### Exercise objective:
Count every line of these entries that holds the word "éducation", and reply with the number only.

[BEGIN Provided records]

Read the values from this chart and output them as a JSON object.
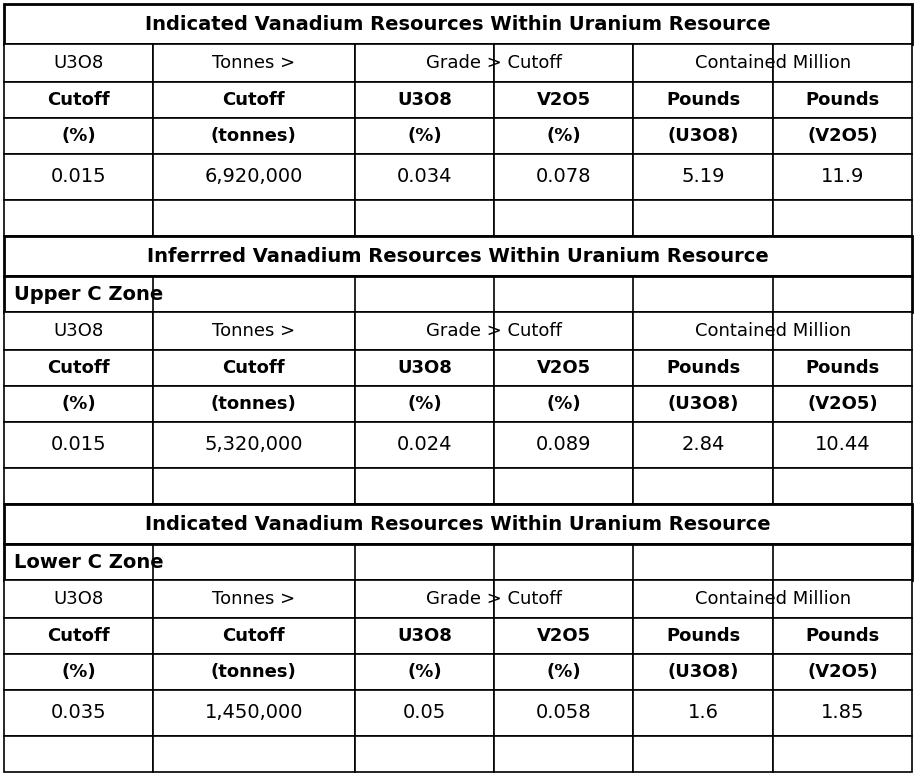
{
  "tables": [
    {
      "title": "Indicated Vanadium Resources Within Uranium Resource",
      "subtitle": null,
      "header_row1": [
        "U3O8",
        "Tonnes >",
        "Grade > Cutoff",
        "",
        "Contained Million",
        ""
      ],
      "header_row2": [
        "Cutoff",
        "Cutoff",
        "U3O8",
        "V2O5",
        "Pounds",
        "Pounds"
      ],
      "header_row3": [
        "(%)",
        "(tonnes)",
        "(%)",
        "(%)",
        "(U3O8)",
        "(V2O5)"
      ],
      "data_rows": [
        [
          "0.015",
          "6,920,000",
          "0.034",
          "0.078",
          "5.19",
          "11.9"
        ]
      ]
    },
    {
      "title": "Inferrred Vanadium Resources Within Uranium Resource",
      "subtitle": "Upper C Zone",
      "header_row1": [
        "U3O8",
        "Tonnes >",
        "Grade > Cutoff",
        "",
        "Contained Million",
        ""
      ],
      "header_row2": [
        "Cutoff",
        "Cutoff",
        "U3O8",
        "V2O5",
        "Pounds",
        "Pounds"
      ],
      "header_row3": [
        "(%)",
        "(tonnes)",
        "(%)",
        "(%)",
        "(U3O8)",
        "(V2O5)"
      ],
      "data_rows": [
        [
          "0.015",
          "5,320,000",
          "0.024",
          "0.089",
          "2.84",
          "10.44"
        ]
      ]
    },
    {
      "title": "Indicated Vanadium Resources Within Uranium Resource",
      "subtitle": "Lower C Zone",
      "header_row1": [
        "U3O8",
        "Tonnes >",
        "Grade > Cutoff",
        "",
        "Contained Million",
        ""
      ],
      "header_row2": [
        "Cutoff",
        "Cutoff",
        "U3O8",
        "V2O5",
        "Pounds",
        "Pounds"
      ],
      "header_row3": [
        "(%)",
        "(tonnes)",
        "(%)",
        "(%)",
        "(U3O8)",
        "(V2O5)"
      ],
      "data_rows": [
        [
          "0.035",
          "1,450,000",
          "0.05",
          "0.058",
          "1.6",
          "1.85"
        ]
      ]
    }
  ],
  "bg_color": "#ffffff",
  "title_bg": "#ffffff",
  "title_fg": "#000000",
  "subtitle_bg": "#ffffff",
  "subtitle_fg": "#000000",
  "header_bg": "#ffffff",
  "header_fg": "#000000",
  "data_bg": "#ffffff",
  "data_fg": "#000000",
  "border_color": "#000000",
  "title_fontsize": 14,
  "subtitle_fontsize": 14,
  "header_fontsize": 13,
  "data_fontsize": 14,
  "col_props": [
    0.155,
    0.21,
    0.145,
    0.145,
    0.145,
    0.145
  ]
}
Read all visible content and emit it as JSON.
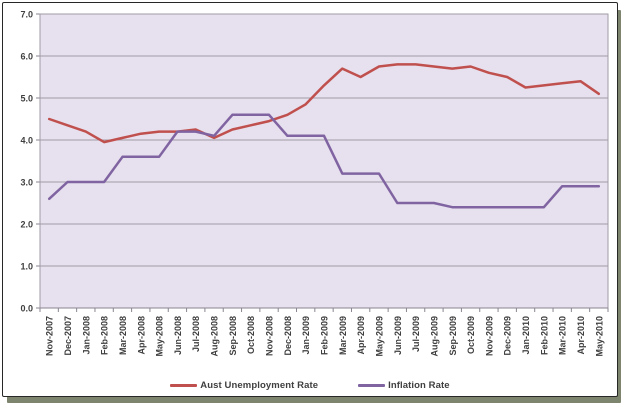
{
  "chart_data": {
    "type": "line",
    "title": "",
    "xlabel": "",
    "ylabel": "",
    "ylim": [
      0,
      7
    ],
    "ytick_step": 1,
    "ytick_labels": [
      "0.0",
      "1.0",
      "2.0",
      "3.0",
      "4.0",
      "5.0",
      "6.0",
      "7.0"
    ],
    "grid": true,
    "legend_position": "bottom",
    "plot_bg_color": "#e7e0ee",
    "gridline_color": "#a09ba6",
    "axis_line_color": "#8a8590",
    "categories": [
      "Nov-2007",
      "Dec-2007",
      "Jan-2008",
      "Feb-2008",
      "Mar-2008",
      "Apr-2008",
      "May-2008",
      "Jun-2008",
      "Jul-2008",
      "Aug-2008",
      "Sep-2008",
      "Oct-2008",
      "Nov-2008",
      "Dec-2008",
      "Jan-2009",
      "Feb-2009",
      "Mar-2009",
      "Apr-2009",
      "May-2009",
      "Jun-2009",
      "Jul-2009",
      "Aug-2009",
      "Sep-2009",
      "Oct-2009",
      "Nov-2009",
      "Dec-2009",
      "Jan-2010",
      "Feb-2010",
      "Mar-2010",
      "Apr-2010",
      "May-2010"
    ],
    "series": [
      {
        "name": "Aust Unemployment Rate",
        "color": "#c0504d",
        "values": [
          4.5,
          4.35,
          4.2,
          3.95,
          4.05,
          4.15,
          4.2,
          4.2,
          4.25,
          4.05,
          4.25,
          4.35,
          4.45,
          4.6,
          4.85,
          5.3,
          5.7,
          5.5,
          5.75,
          5.8,
          5.8,
          5.75,
          5.7,
          5.75,
          5.6,
          5.5,
          5.25,
          5.3,
          5.35,
          5.4,
          5.1
        ]
      },
      {
        "name": "Inflation Rate",
        "color": "#8064a2",
        "values": [
          2.6,
          3.0,
          3.0,
          3.0,
          3.6,
          3.6,
          3.6,
          4.2,
          4.2,
          4.1,
          4.6,
          4.6,
          4.6,
          4.1,
          4.1,
          4.1,
          3.2,
          3.2,
          3.2,
          2.5,
          2.5,
          2.5,
          2.4,
          2.4,
          2.4,
          2.4,
          2.4,
          2.4,
          2.9,
          2.9,
          2.9
        ]
      }
    ]
  }
}
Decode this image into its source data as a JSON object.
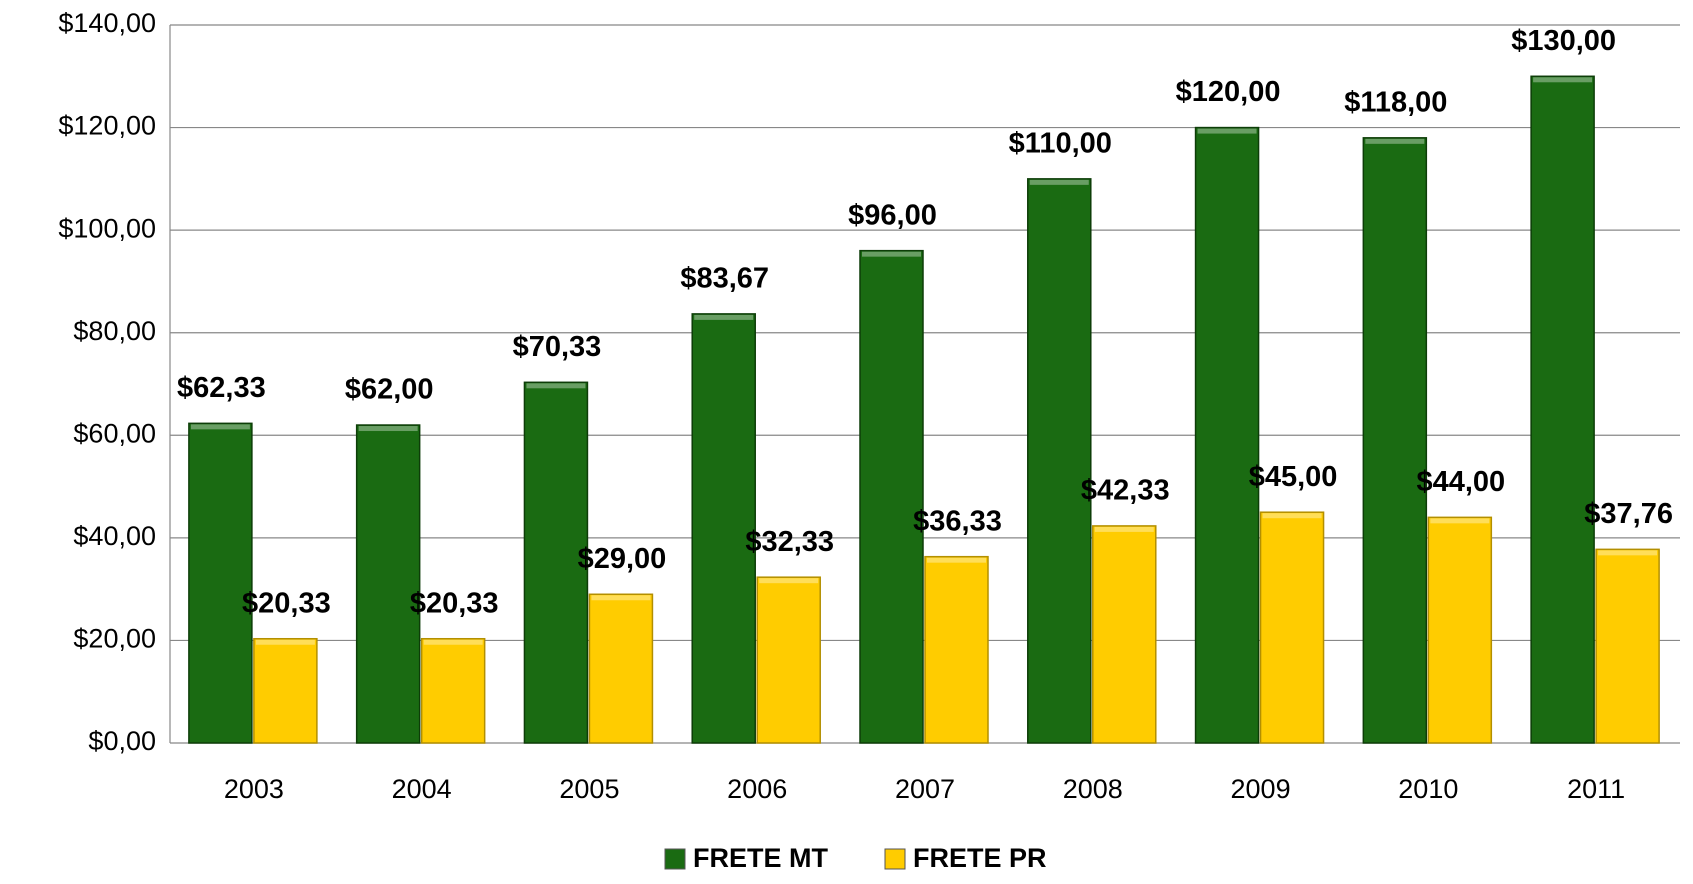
{
  "chart_data": {
    "type": "bar",
    "categories": [
      "2003",
      "2004",
      "2005",
      "2006",
      "2007",
      "2008",
      "2009",
      "2010",
      "2011"
    ],
    "series": [
      {
        "name": "FRETE MT",
        "color": "#1a6b12",
        "values": [
          62.33,
          62,
          70.33,
          83.67,
          96,
          110,
          120,
          118,
          130
        ],
        "value_labels": [
          "$62,33",
          "$62,00",
          "$70,33",
          "$83,67",
          "$96,00",
          "$110,00",
          "$120,00",
          "$118,00",
          "$130,00"
        ]
      },
      {
        "name": "FRETE PR",
        "color": "#ffcc00",
        "values": [
          20.33,
          20.33,
          29,
          32.33,
          36.33,
          42.33,
          45,
          44,
          37.76
        ],
        "value_labels": [
          "$20,33",
          "$20,33",
          "$29,00",
          "$32,33",
          "$36,33",
          "$42,33",
          "$45,00",
          "$44,00",
          "$37,76"
        ]
      }
    ],
    "ylim": [
      0,
      140
    ],
    "yticks": [
      {
        "value": 0,
        "label": "$0,00"
      },
      {
        "value": 20,
        "label": "$20,00"
      },
      {
        "value": 40,
        "label": "$40,00"
      },
      {
        "value": 60,
        "label": "$60,00"
      },
      {
        "value": 80,
        "label": "$80,00"
      },
      {
        "value": 100,
        "label": "$100,00"
      },
      {
        "value": 120,
        "label": "$120,00"
      },
      {
        "value": 140,
        "label": "$140,00"
      }
    ],
    "grid": true,
    "legend": "bottom"
  }
}
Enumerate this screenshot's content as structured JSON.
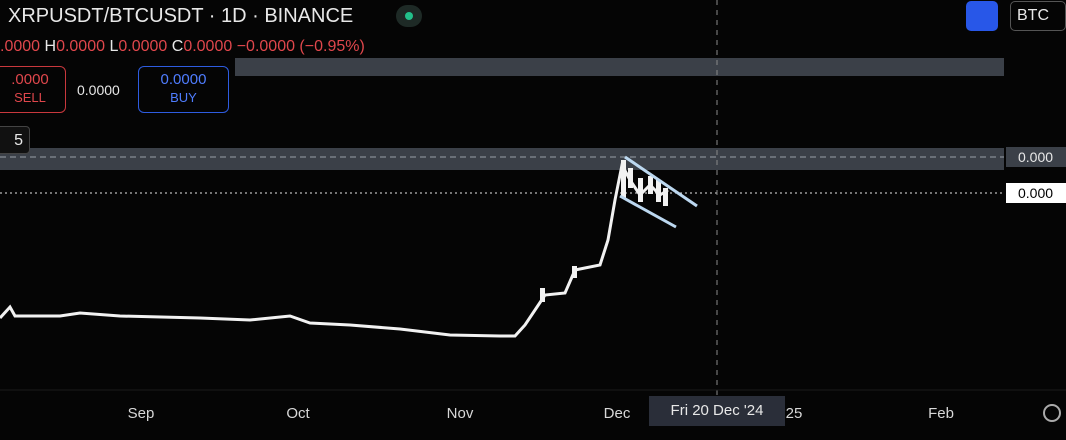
{
  "header": {
    "symbol": "XRPUSDT/BTCUSDT · 1D · BINANCE",
    "currency": "BTC"
  },
  "ohlc": {
    "open": ".0000",
    "high_label": "H",
    "high": "0.0000",
    "low_label": "L",
    "low": "0.0000",
    "close_label": "C",
    "close": "0.0000",
    "change": "−0.0000 (−0.95%)"
  },
  "trade": {
    "sell_price": ".0000",
    "sell_label": "SELL",
    "spread": "0.0000",
    "buy_price": "0.0000",
    "buy_label": "BUY"
  },
  "indicator": "5",
  "price_labels": [
    "0.000",
    "0.000"
  ],
  "time_axis": {
    "labels": [
      "Sep",
      "Oct",
      "Nov",
      "Dec",
      "25",
      "Feb"
    ],
    "crosshair": "Fri 20 Dec '24"
  }
}
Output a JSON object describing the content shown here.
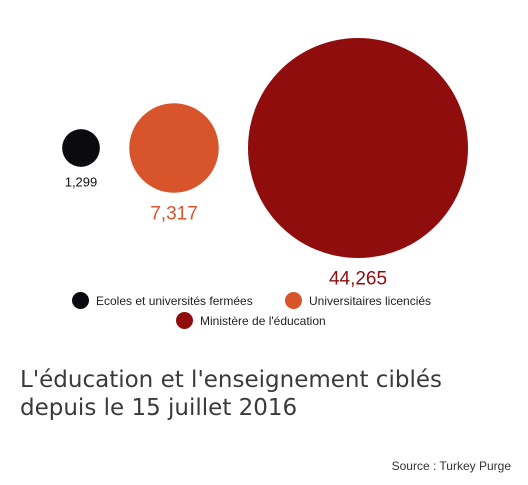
{
  "chart_data": {
    "type": "bubble",
    "title": "L'éducation et l'enseignement ciblés depuis le 15 juillet 2016",
    "source": "Source : Turkey Purge",
    "series": [
      {
        "name": "Ecoles et universités fermées",
        "value": 1299,
        "label": "1,299",
        "color": "#0b0a0f"
      },
      {
        "name": "Universitaires licenciés",
        "value": 7317,
        "label": "7,317",
        "color": "#d8542a"
      },
      {
        "name": "Ministère de l'éducation",
        "value": 44265,
        "label": "44,265",
        "color": "#8f0e0d"
      }
    ],
    "legend_position": "bottom"
  }
}
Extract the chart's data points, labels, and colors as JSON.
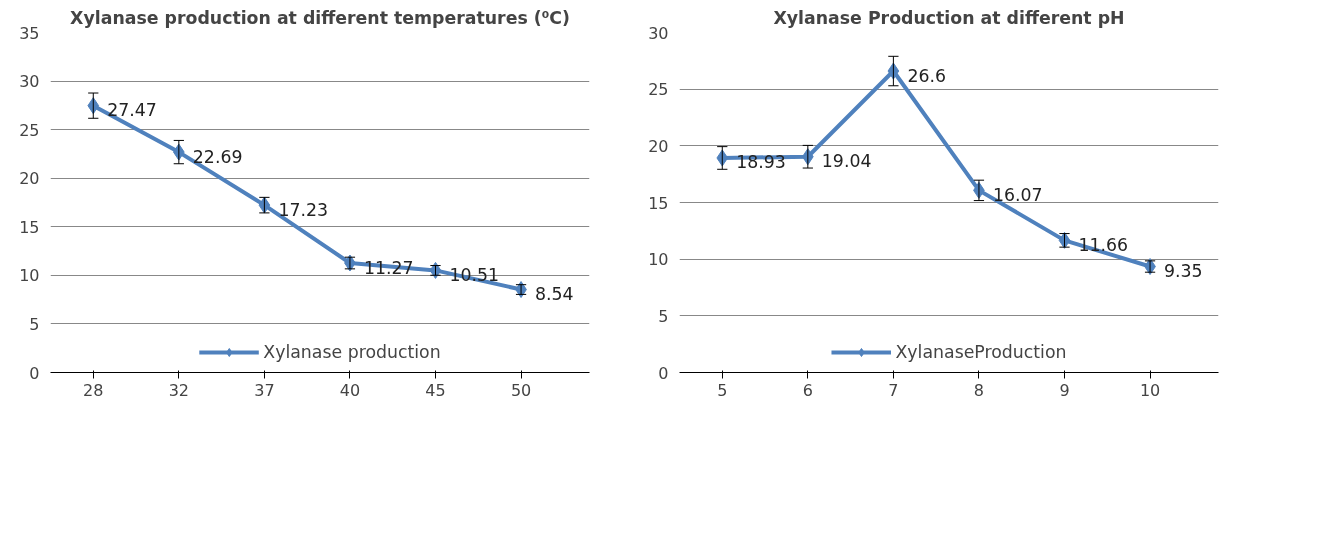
{
  "chart_data": [
    {
      "type": "line",
      "title": "Xylanase production at different temperatures (⁰C)",
      "categories": [
        "28",
        "32",
        "37",
        "40",
        "45",
        "50"
      ],
      "series": [
        {
          "name": "Xylanase production",
          "color": "#4f81bd",
          "values": [
            27.47,
            22.69,
            17.23,
            11.27,
            10.51,
            8.54
          ],
          "errors": [
            1.3,
            1.2,
            0.8,
            0.6,
            0.5,
            0.5
          ]
        }
      ],
      "ylim": [
        0,
        35
      ],
      "yticks": [
        0,
        5,
        10,
        15,
        20,
        25,
        30,
        35
      ],
      "grid": "y",
      "legend": "bottom",
      "marker": "diamond",
      "line_style": "solid",
      "data_labels": true
    },
    {
      "type": "line",
      "title": "Xylanase Production at different pH",
      "categories": [
        "5",
        "6",
        "7",
        "8",
        "9",
        "10"
      ],
      "series": [
        {
          "name": "XylanaseProduction",
          "color": "#4f81bd",
          "values": [
            18.93,
            19.04,
            26.6,
            16.07,
            11.66,
            9.35
          ],
          "errors": [
            1.0,
            1.0,
            1.3,
            0.9,
            0.6,
            0.5
          ]
        }
      ],
      "ylim": [
        0,
        30
      ],
      "yticks": [
        0,
        5,
        10,
        15,
        20,
        25,
        30
      ],
      "grid": "y",
      "legend": "bottom",
      "marker": "diamond",
      "line_style": "solid",
      "data_labels": true
    }
  ]
}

[END Provided records]

### Expected answer:
2